▶ [Task to complete]
List the lines of this listing that hold the word "name".
==================================================
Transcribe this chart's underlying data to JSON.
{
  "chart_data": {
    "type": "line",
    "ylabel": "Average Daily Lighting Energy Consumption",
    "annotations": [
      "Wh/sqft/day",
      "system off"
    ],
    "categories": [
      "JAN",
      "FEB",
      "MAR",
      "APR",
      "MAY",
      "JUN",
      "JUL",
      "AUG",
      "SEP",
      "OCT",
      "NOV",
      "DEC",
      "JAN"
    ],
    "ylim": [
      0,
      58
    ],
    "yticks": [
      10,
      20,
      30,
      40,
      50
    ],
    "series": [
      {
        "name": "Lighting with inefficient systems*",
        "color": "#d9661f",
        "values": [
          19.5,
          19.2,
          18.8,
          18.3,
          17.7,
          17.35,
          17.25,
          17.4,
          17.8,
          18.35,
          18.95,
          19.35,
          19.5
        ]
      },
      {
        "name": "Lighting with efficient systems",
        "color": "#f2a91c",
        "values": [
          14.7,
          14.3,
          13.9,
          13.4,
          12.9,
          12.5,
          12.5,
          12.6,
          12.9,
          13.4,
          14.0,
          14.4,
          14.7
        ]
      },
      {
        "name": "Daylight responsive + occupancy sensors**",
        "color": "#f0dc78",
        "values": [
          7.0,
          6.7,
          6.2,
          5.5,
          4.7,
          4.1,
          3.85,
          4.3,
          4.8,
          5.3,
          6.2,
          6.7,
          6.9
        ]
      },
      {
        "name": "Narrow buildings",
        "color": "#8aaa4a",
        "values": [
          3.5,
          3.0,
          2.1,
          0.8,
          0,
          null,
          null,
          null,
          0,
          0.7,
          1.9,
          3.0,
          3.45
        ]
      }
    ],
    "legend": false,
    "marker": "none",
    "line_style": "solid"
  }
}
==================================================
▶ [Full answer]
        "name": "Lighting with inefficient systems*",
        "name": "Lighting with efficient systems",
        "name": "Daylight responsive + occupancy sensors**",
        "name": "Narrow buildings",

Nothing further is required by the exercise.